• Task brief
Scan the listing below and copy every line holding "this".

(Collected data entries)
◇ ◇ ◇

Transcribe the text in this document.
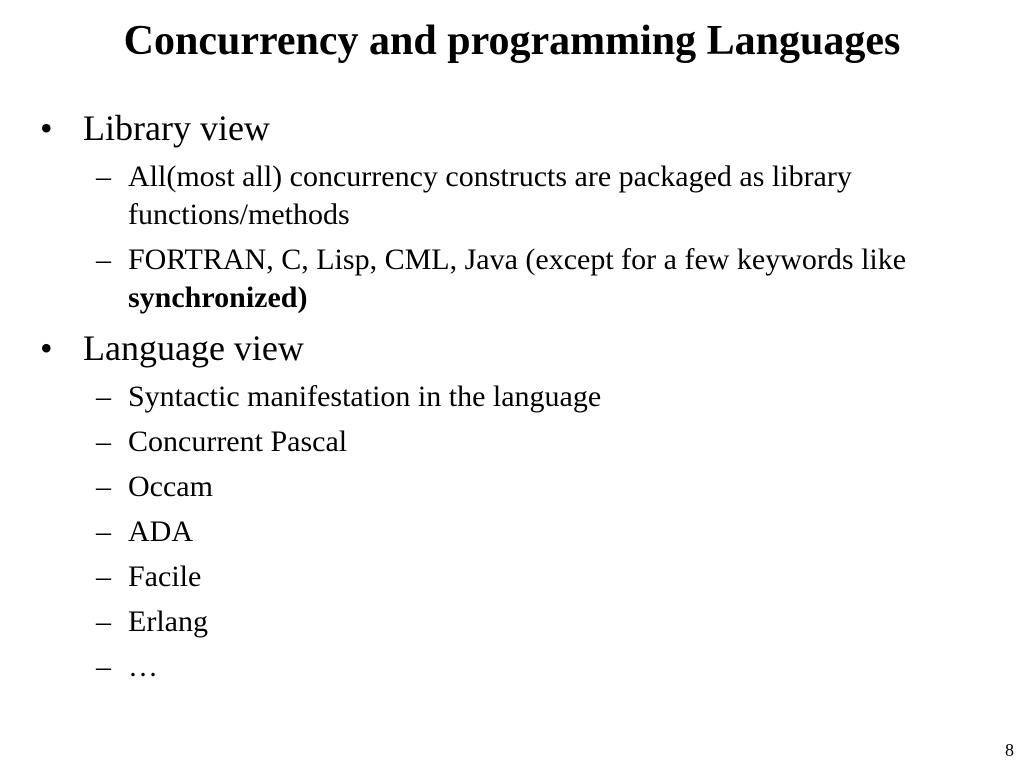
Concurrency and programming Languages
• Library view
– All(most all) concurrency constructs are packaged as library functions/methods
– FORTRAN, C, Lisp, CML, Java (except for a few keywords like synchronized)
• Language view
– Syntactic manifestation in the language
– Concurrent Pascal
– Occam
– ADA
– Facile
– Erlang
– …
8
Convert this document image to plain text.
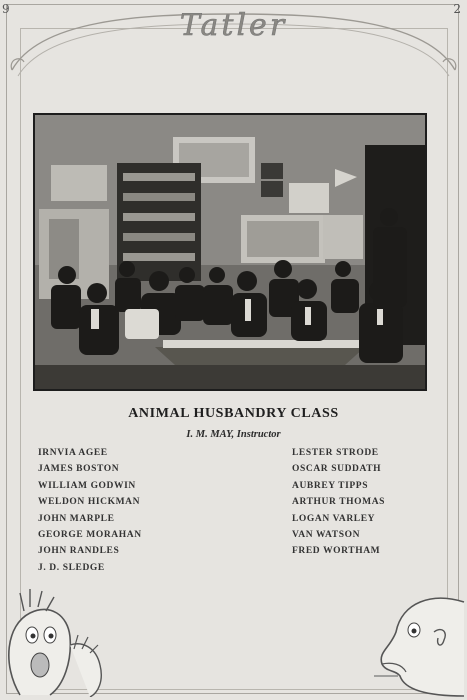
9	2
Tatler
ANIMAL HUSBANDRY CLASS
I. M. MAY, Instructor
IRNVIA AGEE
JAMES BOSTON
WILLIAM GODWIN
WELDON HICKMAN
JOHN MARPLE
GEORGE MORAHAN
JOHN RANDLES
J. D. SLEDGE
LESTER STRODE
OSCAR SUDDATH
AUBREY TIPPS
ARTHUR THOMAS
LOGAN VARLEY
VAN WATSON
FRED WORTHAM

◇ ◇ ◇

• Task answer
Transcribe the text in this document.
Convert this document image to plain text.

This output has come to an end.